- [WHAT NEEDS TO BE DONE] Identify, in the records below, every line where the string "name" appears, and copy each such line.

++++ MATERIAL FOR THE TASK

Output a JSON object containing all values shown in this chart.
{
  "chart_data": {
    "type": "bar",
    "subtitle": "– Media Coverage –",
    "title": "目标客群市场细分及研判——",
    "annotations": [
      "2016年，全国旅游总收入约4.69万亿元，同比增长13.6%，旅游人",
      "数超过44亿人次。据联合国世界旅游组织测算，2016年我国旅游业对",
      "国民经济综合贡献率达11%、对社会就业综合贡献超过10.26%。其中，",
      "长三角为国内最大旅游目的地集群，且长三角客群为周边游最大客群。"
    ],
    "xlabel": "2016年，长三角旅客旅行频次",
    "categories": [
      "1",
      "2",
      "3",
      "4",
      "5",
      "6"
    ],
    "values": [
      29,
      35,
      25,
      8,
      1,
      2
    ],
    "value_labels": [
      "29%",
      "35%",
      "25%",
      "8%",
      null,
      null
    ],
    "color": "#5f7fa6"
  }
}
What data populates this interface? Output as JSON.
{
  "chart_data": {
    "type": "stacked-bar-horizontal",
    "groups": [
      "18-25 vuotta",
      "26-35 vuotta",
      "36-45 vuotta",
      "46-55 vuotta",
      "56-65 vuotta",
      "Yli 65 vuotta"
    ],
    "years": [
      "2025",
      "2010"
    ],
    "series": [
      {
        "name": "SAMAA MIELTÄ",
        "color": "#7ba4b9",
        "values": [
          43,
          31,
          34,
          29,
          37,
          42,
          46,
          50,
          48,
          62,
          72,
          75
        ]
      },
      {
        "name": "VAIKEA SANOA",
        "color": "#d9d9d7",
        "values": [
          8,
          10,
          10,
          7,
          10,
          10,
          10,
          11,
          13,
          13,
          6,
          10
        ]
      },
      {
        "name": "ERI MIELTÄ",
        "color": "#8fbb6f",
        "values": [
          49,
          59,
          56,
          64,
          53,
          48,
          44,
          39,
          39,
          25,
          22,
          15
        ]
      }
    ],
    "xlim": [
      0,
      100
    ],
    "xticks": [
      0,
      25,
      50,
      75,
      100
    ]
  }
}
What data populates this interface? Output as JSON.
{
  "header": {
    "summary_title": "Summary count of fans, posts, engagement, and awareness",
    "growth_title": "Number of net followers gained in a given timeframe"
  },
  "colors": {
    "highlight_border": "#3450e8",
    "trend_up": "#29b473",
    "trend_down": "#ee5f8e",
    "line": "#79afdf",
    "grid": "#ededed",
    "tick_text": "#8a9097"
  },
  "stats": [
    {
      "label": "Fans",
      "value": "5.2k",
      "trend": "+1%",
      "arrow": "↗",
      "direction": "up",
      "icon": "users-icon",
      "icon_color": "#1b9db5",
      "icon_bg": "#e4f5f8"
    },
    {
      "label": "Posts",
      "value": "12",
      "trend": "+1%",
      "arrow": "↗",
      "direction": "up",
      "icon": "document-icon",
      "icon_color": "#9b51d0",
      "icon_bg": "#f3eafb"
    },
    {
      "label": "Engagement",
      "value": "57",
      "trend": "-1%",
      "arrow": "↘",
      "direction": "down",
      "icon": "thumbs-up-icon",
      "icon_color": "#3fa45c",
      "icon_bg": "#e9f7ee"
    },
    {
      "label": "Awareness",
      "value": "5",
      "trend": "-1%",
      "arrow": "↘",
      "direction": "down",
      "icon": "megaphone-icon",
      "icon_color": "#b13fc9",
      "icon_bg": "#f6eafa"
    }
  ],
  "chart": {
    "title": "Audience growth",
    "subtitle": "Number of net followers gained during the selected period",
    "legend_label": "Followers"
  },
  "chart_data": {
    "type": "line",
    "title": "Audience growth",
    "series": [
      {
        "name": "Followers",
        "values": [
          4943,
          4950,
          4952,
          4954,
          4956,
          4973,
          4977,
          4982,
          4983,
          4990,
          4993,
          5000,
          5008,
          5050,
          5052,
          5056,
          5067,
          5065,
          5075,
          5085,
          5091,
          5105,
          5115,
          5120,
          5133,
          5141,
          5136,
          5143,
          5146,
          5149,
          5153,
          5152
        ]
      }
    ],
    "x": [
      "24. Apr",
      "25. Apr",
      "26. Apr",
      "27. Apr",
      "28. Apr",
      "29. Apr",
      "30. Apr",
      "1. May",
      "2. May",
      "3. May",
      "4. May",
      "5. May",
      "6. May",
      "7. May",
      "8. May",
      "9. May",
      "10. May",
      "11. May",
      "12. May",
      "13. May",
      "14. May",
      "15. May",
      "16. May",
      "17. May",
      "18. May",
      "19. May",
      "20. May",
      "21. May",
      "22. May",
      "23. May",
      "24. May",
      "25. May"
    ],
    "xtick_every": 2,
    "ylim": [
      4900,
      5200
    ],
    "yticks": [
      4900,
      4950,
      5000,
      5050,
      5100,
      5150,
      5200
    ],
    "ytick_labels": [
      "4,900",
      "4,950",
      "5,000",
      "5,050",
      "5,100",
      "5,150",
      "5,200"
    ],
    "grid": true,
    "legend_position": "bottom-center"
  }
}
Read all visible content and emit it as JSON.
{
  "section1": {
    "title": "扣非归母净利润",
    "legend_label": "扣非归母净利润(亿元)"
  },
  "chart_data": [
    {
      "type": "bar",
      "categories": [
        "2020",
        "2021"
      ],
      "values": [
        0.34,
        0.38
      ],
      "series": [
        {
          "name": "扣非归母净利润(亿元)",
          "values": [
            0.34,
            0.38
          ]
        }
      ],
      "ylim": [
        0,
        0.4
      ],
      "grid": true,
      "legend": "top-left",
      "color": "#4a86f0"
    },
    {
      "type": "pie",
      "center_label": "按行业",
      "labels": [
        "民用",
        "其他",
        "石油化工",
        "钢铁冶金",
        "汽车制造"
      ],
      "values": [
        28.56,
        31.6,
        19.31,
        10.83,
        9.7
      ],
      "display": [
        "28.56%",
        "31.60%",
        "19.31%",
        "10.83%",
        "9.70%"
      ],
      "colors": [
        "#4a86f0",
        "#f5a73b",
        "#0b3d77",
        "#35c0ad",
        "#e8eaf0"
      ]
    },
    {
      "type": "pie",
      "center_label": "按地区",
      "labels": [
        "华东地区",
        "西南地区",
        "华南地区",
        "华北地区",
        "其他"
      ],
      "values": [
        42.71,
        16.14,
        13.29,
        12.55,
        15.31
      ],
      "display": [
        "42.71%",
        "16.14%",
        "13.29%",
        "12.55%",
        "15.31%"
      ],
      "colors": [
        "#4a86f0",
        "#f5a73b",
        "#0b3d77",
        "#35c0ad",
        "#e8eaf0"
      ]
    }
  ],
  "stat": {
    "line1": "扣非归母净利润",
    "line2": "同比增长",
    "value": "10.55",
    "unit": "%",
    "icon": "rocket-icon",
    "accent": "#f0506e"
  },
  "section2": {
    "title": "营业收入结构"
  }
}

++++++++

- [RESULT]
        "name": "SAMAA MIELTÄ",
        "name": "VAIKEA SANOA",
        "name": "ERI MIELTÄ",
        "name": "Followers",
          "name": "扣非归母净利润(亿元)",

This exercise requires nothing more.